(Objective)
Extract the full set of records that follows, word for word.

-- -- --

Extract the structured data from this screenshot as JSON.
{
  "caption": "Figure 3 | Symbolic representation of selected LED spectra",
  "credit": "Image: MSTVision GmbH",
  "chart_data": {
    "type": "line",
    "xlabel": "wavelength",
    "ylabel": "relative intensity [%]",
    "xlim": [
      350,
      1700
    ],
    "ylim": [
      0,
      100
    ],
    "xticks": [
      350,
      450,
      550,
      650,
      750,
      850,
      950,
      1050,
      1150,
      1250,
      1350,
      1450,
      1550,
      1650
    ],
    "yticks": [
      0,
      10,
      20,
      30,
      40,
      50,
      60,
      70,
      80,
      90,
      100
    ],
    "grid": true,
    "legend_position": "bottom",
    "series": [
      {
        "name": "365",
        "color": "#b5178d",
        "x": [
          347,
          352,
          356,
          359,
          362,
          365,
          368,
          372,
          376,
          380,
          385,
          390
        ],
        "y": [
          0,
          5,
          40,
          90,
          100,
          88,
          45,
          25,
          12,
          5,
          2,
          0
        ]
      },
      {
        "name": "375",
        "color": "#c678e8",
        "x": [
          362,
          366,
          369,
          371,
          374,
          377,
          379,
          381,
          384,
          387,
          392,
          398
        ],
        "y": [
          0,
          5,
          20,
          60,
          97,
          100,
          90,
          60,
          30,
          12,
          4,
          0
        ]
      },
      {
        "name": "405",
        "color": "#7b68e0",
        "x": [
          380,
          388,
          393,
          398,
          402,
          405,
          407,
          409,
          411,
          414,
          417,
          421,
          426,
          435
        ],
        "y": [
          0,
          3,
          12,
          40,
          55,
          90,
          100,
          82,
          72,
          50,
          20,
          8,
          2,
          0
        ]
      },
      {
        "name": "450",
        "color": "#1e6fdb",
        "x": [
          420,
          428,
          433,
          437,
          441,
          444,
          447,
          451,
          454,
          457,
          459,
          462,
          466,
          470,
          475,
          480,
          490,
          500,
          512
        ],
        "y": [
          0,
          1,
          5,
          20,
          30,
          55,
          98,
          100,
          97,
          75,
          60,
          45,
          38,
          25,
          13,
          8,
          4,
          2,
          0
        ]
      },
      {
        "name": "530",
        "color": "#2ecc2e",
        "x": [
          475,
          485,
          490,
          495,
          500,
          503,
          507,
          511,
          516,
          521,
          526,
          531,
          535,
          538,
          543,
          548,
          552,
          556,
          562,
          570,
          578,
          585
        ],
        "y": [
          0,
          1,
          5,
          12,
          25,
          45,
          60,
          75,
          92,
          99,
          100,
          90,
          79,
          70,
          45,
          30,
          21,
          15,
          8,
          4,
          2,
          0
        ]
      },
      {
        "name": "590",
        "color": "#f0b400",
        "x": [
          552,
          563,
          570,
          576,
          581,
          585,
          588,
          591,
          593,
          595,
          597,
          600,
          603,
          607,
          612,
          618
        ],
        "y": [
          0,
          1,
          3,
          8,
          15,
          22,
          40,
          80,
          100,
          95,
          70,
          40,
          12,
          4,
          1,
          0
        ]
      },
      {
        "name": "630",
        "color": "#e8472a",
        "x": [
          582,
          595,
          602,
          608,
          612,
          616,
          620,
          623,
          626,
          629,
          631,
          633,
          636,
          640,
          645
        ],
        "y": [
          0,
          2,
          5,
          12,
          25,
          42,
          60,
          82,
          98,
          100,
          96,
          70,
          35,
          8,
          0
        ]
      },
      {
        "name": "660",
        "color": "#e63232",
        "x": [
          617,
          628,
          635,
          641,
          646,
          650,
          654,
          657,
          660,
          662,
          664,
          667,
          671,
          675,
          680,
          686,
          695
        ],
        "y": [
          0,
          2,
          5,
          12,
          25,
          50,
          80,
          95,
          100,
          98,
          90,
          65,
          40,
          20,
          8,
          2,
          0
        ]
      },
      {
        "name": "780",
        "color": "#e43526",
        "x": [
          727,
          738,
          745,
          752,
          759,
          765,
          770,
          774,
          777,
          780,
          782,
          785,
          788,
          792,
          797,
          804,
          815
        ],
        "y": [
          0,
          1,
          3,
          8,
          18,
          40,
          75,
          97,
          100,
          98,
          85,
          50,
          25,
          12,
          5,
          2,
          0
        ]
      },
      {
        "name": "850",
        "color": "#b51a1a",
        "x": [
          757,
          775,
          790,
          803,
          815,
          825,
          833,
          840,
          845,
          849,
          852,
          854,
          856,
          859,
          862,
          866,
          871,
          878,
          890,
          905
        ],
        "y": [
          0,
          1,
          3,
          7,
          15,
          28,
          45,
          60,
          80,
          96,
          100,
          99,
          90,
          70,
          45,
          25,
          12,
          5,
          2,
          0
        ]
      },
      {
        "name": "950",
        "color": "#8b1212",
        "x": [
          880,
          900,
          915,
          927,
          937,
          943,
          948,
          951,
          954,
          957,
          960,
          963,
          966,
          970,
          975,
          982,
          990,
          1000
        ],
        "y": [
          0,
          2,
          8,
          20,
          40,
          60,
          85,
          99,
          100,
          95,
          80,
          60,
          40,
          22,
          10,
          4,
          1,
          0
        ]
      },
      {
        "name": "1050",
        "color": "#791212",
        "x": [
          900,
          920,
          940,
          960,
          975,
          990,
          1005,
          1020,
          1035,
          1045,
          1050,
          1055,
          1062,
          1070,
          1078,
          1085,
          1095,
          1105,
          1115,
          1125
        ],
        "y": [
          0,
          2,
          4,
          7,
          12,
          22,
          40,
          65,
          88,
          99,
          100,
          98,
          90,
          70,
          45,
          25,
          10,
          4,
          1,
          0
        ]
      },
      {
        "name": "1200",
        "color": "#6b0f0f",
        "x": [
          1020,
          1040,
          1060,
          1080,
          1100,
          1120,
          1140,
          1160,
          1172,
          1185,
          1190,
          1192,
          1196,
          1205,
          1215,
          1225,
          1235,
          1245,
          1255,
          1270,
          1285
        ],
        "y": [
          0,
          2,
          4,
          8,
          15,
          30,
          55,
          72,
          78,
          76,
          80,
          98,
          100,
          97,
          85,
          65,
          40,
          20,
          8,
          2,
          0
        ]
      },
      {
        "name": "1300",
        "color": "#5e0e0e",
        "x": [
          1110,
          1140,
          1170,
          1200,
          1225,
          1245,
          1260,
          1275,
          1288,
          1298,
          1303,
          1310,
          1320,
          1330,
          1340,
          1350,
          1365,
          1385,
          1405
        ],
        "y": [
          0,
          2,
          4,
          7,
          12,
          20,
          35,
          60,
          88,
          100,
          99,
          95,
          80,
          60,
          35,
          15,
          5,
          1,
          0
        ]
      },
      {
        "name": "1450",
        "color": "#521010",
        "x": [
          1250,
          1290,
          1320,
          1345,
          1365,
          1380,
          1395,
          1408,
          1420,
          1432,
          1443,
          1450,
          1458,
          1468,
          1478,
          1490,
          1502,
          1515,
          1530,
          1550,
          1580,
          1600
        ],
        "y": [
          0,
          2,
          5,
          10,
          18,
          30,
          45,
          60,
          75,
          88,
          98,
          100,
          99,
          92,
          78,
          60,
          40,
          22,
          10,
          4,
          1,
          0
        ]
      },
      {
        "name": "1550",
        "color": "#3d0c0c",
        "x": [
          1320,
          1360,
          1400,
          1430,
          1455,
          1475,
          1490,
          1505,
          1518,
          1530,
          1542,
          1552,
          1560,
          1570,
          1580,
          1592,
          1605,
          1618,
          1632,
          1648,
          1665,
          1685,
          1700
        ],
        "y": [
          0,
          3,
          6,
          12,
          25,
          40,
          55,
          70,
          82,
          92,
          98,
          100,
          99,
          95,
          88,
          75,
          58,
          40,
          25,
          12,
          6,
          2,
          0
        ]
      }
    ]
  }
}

-- -- --

(Correct answer)
Extract the structured data from this screenshot as JSON.
{
  "caption": "Figure 3 | Symbolic representation of selected LED spectra",
  "credit": "Image: MSTVision GmbH",
  "chart_data": {
    "type": "line",
    "xlabel": "wavelength",
    "ylabel": "relative intensity [%]",
    "xlim": [
      350,
      1700
    ],
    "ylim": [
      0,
      100
    ],
    "xticks": [
      350,
      450,
      550,
      650,
      750,
      850,
      950,
      1050,
      1150,
      1250,
      1350,
      1450,
      1550,
      1650
    ],
    "yticks": [
      0,
      10,
      20,
      30,
      40,
      50,
      60,
      70,
      80,
      90,
      100
    ],
    "grid": true,
    "legend_position": "bottom",
    "series": [
      {
        "name": "365",
        "color": "#b5178d",
        "x": [
          347,
          352,
          356,
          359,
          362,
          365,
          368,
          372,
          376,
          380,
          385,
          390
        ],
        "y": [
          0,
          5,
          40,
          90,
          100,
          88,
          45,
          25,
          12,
          5,
          2,
          0
        ]
      },
      {
        "name": "375",
        "color": "#c678e8",
        "x": [
          362,
          366,
          369,
          371,
          374,
          377,
          379,
          381,
          384,
          387,
          392,
          398
        ],
        "y": [
          0,
          5,
          20,
          60,
          97,
          100,
          90,
          60,
          30,
          12,
          4,
          0
        ]
      },
      {
        "name": "405",
        "color": "#7b68e0",
        "x": [
          380,
          388,
          393,
          398,
          402,
          405,
          407,
          409,
          411,
          414,
          417,
          421,
          426,
          435
        ],
        "y": [
          0,
          3,
          12,
          40,
          55,
          90,
          100,
          82,
          72,
          50,
          20,
          8,
          2,
          0
        ]
      },
      {
        "name": "450",
        "color": "#1e6fdb",
        "x": [
          420,
          428,
          433,
          437,
          441,
          444,
          447,
          451,
          454,
          457,
          459,
          462,
          466,
          470,
          475,
          480,
          490,
          500,
          512
        ],
        "y": [
          0,
          1,
          5,
          20,
          30,
          55,
          98,
          100,
          97,
          75,
          60,
          45,
          38,
          25,
          13,
          8,
          4,
          2,
          0
        ]
      },
      {
        "name": "530",
        "color": "#2ecc2e",
        "x": [
          475,
          485,
          490,
          495,
          500,
          503,
          507,
          511,
          516,
          521,
          526,
          531,
          535,
          538,
          543,
          548,
          552,
          556,
          562,
          570,
          578,
          585
        ],
        "y": [
          0,
          1,
          5,
          12,
          25,
          45,
          60,
          75,
          92,
          99,
          100,
          90,
          79,
          70,
          45,
          30,
          21,
          15,
          8,
          4,
          2,
          0
        ]
      },
      {
        "name": "590",
        "color": "#f0b400",
        "x": [
          552,
          563,
          570,
          576,
          581,
          585,
          588,
          591,
          593,
          595,
          597,
          600,
          603,
          607,
          612,
          618
        ],
        "y": [
          0,
          1,
          3,
          8,
          15,
          22,
          40,
          80,
          100,
          95,
          70,
          40,
          12,
          4,
          1,
          0
        ]
      },
      {
        "name": "630",
        "color": "#e8472a",
        "x": [
          582,
          595,
          602,
          608,
          612,
          616,
          620,
          623,
          626,
          629,
          631,
          633,
          636,
          640,
          645
        ],
        "y": [
          0,
          2,
          5,
          12,
          25,
          42,
          60,
          82,
          98,
          100,
          96,
          70,
          35,
          8,
          0
        ]
      },
      {
        "name": "660",
        "color": "#e63232",
        "x": [
          617,
          628,
          635,
          641,
          646,
          650,
          654,
          657,
          660,
          662,
          664,
          667,
          671,
          675,
          680,
          686,
          695
        ],
        "y": [
          0,
          2,
          5,
          12,
          25,
          50,
          80,
          95,
          100,
          98,
          90,
          65,
          40,
          20,
          8,
          2,
          0
        ]
      },
      {
        "name": "780",
        "color": "#e43526",
        "x": [
          727,
          738,
          745,
          752,
          759,
          765,
          770,
          774,
          777,
          780,
          782,
          785,
          788,
          792,
          797,
          804,
          815
        ],
        "y": [
          0,
          1,
          3,
          8,
          18,
          40,
          75,
          97,
          100,
          98,
          85,
          50,
          25,
          12,
          5,
          2,
          0
        ]
      },
      {
        "name": "850",
        "color": "#b51a1a",
        "x": [
          757,
          775,
          790,
          803,
          815,
          825,
          833,
          840,
          845,
          849,
          852,
          854,
          856,
          859,
          862,
          866,
          871,
          878,
          890,
          905
        ],
        "y": [
          0,
          1,
          3,
          7,
          15,
          28,
          45,
          60,
          80,
          96,
          100,
          99,
          90,
          70,
          45,
          25,
          12,
          5,
          2,
          0
        ]
      },
      {
        "name": "950",
        "color": "#8b1212",
        "x": [
          880,
          900,
          915,
          927,
          937,
          943,
          948,
          951,
          954,
          957,
          960,
          963,
          966,
          970,
          975,
          982,
          990,
          1000
        ],
        "y": [
          0,
          2,
          8,
          20,
          40,
          60,
          85,
          99,
          100,
          95,
          80,
          60,
          40,
          22,
          10,
          4,
          1,
          0
        ]
      },
      {
        "name": "1050",
        "color": "#791212",
        "x": [
          900,
          920,
          940,
          960,
          975,
          990,
          1005,
          1020,
          1035,
          1045,
          1050,
          1055,
          1062,
          1070,
          1078,
          1085,
          1095,
          1105,
          1115,
          1125
        ],
        "y": [
          0,
          2,
          4,
          7,
          12,
          22,
          40,
          65,
          88,
          99,
          100,
          98,
          90,
          70,
          45,
          25,
          10,
          4,
          1,
          0
        ]
      },
      {
        "name": "1200",
        "color": "#6b0f0f",
        "x": [
          1020,
          1040,
          1060,
          1080,
          1100,
          1120,
          1140,
          1160,
          1172,
          1185,
          1190,
          1192,
          1196,
          1205,
          1215,
          1225,
          1235,
          1245,
          1255,
          1270,
          1285
        ],
        "y": [
          0,
          2,
          4,
          8,
          15,
          30,
          55,
          72,
          78,
          76,
          80,
          98,
          100,
          97,
          85,
          65,
          40,
          20,
          8,
          2,
          0
        ]
      },
      {
        "name": "1300",
        "color": "#5e0e0e",
        "x": [
          1110,
          1140,
          1170,
          1200,
          1225,
          1245,
          1260,
          1275,
          1288,
          1298,
          1303,
          1310,
          1320,
          1330,
          1340,
          1350,
          1365,
          1385,
          1405
        ],
        "y": [
          0,
          2,
          4,
          7,
          12,
          20,
          35,
          60,
          88,
          100,
          99,
          95,
          80,
          60,
          35,
          15,
          5,
          1,
          0
        ]
      },
      {
        "name": "1450",
        "color": "#521010",
        "x": [
          1250,
          1290,
          1320,
          1345,
          1365,
          1380,
          1395,
          1408,
          1420,
          1432,
          1443,
          1450,
          1458,
          1468,
          1478,
          1490,
          1502,
          1515,
          1530,
          1550,
          1580,
          1600
        ],
        "y": [
          0,
          2,
          5,
          10,
          18,
          30,
          45,
          60,
          75,
          88,
          98,
          100,
          99,
          92,
          78,
          60,
          40,
          22,
          10,
          4,
          1,
          0
        ]
      },
      {
        "name": "1550",
        "color": "#3d0c0c",
        "x": [
          1320,
          1360,
          1400,
          1430,
          1455,
          1475,
          1490,
          1505,
          1518,
          1530,
          1542,
          1552,
          1560,
          1570,
          1580,
          1592,
          1605,
          1618,
          1632,
          1648,
          1665,
          1685,
          1700
        ],
        "y": [
          0,
          3,
          6,
          12,
          25,
          40,
          55,
          70,
          82,
          92,
          98,
          100,
          99,
          95,
          88,
          75,
          58,
          40,
          25,
          12,
          6,
          2,
          0
        ]
      }
    ]
  }
}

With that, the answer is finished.